**What this task involves**
Copy all the data exactly, except the pictures.

★ ★ ★ ★ ★ ★ ★

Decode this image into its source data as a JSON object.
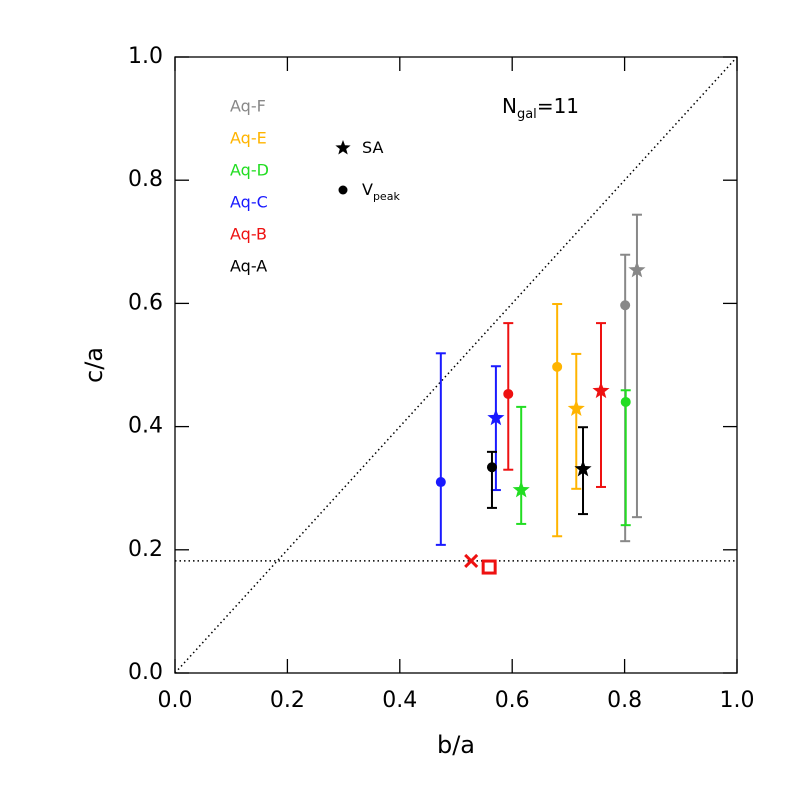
{
  "chart_data": {
    "type": "scatter",
    "xlabel": "b/a",
    "ylabel": "c/a",
    "xlim": [
      0,
      1
    ],
    "ylim": [
      0,
      1
    ],
    "xticks": [
      {
        "value": 0,
        "label": "0.0"
      },
      0.2,
      0.4,
      0.6,
      0.8,
      {
        "value": 1,
        "label": "1.0"
      }
    ],
    "yticks": [
      {
        "value": 0,
        "label": "0.0"
      },
      0.2,
      0.4,
      0.6,
      0.8,
      {
        "value": 1,
        "label": "1.0"
      }
    ],
    "annotation": {
      "main": "N",
      "sub": "gal",
      "rest": "=11"
    },
    "marker_legend": [
      {
        "marker": "star",
        "main": "SA"
      },
      {
        "marker": "circle",
        "main": "V",
        "sub": "peak"
      }
    ],
    "diagonal": true,
    "hline": 0.182,
    "series": [
      {
        "name": "Aq-F",
        "color": "#888888",
        "vpeak": {
          "x": 0.801,
          "y": 0.597,
          "ylow": 0.214,
          "yhigh": 0.679
        },
        "sa": {
          "x": 0.822,
          "y": 0.654,
          "ylow": 0.253,
          "yhigh": 0.744
        }
      },
      {
        "name": "Aq-E",
        "color": "#ffb400",
        "vpeak": {
          "x": 0.68,
          "y": 0.497,
          "ylow": 0.222,
          "yhigh": 0.599
        },
        "sa": {
          "x": 0.714,
          "y": 0.429,
          "ylow": 0.299,
          "yhigh": 0.518
        }
      },
      {
        "name": "Aq-D",
        "color": "#22dd22",
        "vpeak": {
          "x": 0.802,
          "y": 0.44,
          "ylow": 0.24,
          "yhigh": 0.459
        },
        "sa": {
          "x": 0.616,
          "y": 0.297,
          "ylow": 0.242,
          "yhigh": 0.432
        }
      },
      {
        "name": "Aq-C",
        "color": "#1a1aff",
        "vpeak": {
          "x": 0.473,
          "y": 0.31,
          "ylow": 0.208,
          "yhigh": 0.519
        },
        "sa": {
          "x": 0.571,
          "y": 0.414,
          "ylow": 0.297,
          "yhigh": 0.498
        }
      },
      {
        "name": "Aq-B",
        "color": "#ee1111",
        "vpeak": {
          "x": 0.593,
          "y": 0.453,
          "ylow": 0.33,
          "yhigh": 0.568
        },
        "sa": {
          "x": 0.758,
          "y": 0.458,
          "ylow": 0.302,
          "yhigh": 0.568
        }
      },
      {
        "name": "Aq-A",
        "color": "#000000",
        "vpeak": {
          "x": 0.564,
          "y": 0.334,
          "ylow": 0.268,
          "yhigh": 0.359
        },
        "sa": {
          "x": 0.726,
          "y": 0.331,
          "ylow": 0.258,
          "yhigh": 0.399
        }
      }
    ],
    "extra_points": [
      {
        "marker": "x",
        "color": "#ee1111",
        "x": 0.527,
        "y": 0.182
      },
      {
        "marker": "square",
        "color": "#ee1111",
        "x": 0.559,
        "y": 0.172
      }
    ]
  }
}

★ ★ ★ ★ ★ ★ ★

**Task solution**
Decode this image into its source data as a JSON object.
{
  "chart_data": {
    "type": "scatter",
    "xlabel": "b/a",
    "ylabel": "c/a",
    "xlim": [
      0,
      1
    ],
    "ylim": [
      0,
      1
    ],
    "xticks": [
      {
        "value": 0,
        "label": "0.0"
      },
      0.2,
      0.4,
      0.6,
      0.8,
      {
        "value": 1,
        "label": "1.0"
      }
    ],
    "yticks": [
      {
        "value": 0,
        "label": "0.0"
      },
      0.2,
      0.4,
      0.6,
      0.8,
      {
        "value": 1,
        "label": "1.0"
      }
    ],
    "annotation": {
      "main": "N",
      "sub": "gal",
      "rest": "=11"
    },
    "marker_legend": [
      {
        "marker": "star",
        "main": "SA"
      },
      {
        "marker": "circle",
        "main": "V",
        "sub": "peak"
      }
    ],
    "diagonal": true,
    "hline": 0.182,
    "series": [
      {
        "name": "Aq-F",
        "color": "#888888",
        "vpeak": {
          "x": 0.801,
          "y": 0.597,
          "ylow": 0.214,
          "yhigh": 0.679
        },
        "sa": {
          "x": 0.822,
          "y": 0.654,
          "ylow": 0.253,
          "yhigh": 0.744
        }
      },
      {
        "name": "Aq-E",
        "color": "#ffb400",
        "vpeak": {
          "x": 0.68,
          "y": 0.497,
          "ylow": 0.222,
          "yhigh": 0.599
        },
        "sa": {
          "x": 0.714,
          "y": 0.429,
          "ylow": 0.299,
          "yhigh": 0.518
        }
      },
      {
        "name": "Aq-D",
        "color": "#22dd22",
        "vpeak": {
          "x": 0.802,
          "y": 0.44,
          "ylow": 0.24,
          "yhigh": 0.459
        },
        "sa": {
          "x": 0.616,
          "y": 0.297,
          "ylow": 0.242,
          "yhigh": 0.432
        }
      },
      {
        "name": "Aq-C",
        "color": "#1a1aff",
        "vpeak": {
          "x": 0.473,
          "y": 0.31,
          "ylow": 0.208,
          "yhigh": 0.519
        },
        "sa": {
          "x": 0.571,
          "y": 0.414,
          "ylow": 0.297,
          "yhigh": 0.498
        }
      },
      {
        "name": "Aq-B",
        "color": "#ee1111",
        "vpeak": {
          "x": 0.593,
          "y": 0.453,
          "ylow": 0.33,
          "yhigh": 0.568
        },
        "sa": {
          "x": 0.758,
          "y": 0.458,
          "ylow": 0.302,
          "yhigh": 0.568
        }
      },
      {
        "name": "Aq-A",
        "color": "#000000",
        "vpeak": {
          "x": 0.564,
          "y": 0.334,
          "ylow": 0.268,
          "yhigh": 0.359
        },
        "sa": {
          "x": 0.726,
          "y": 0.331,
          "ylow": 0.258,
          "yhigh": 0.399
        }
      }
    ],
    "extra_points": [
      {
        "marker": "x",
        "color": "#ee1111",
        "x": 0.527,
        "y": 0.182
      },
      {
        "marker": "square",
        "color": "#ee1111",
        "x": 0.559,
        "y": 0.172
      }
    ]
  }
}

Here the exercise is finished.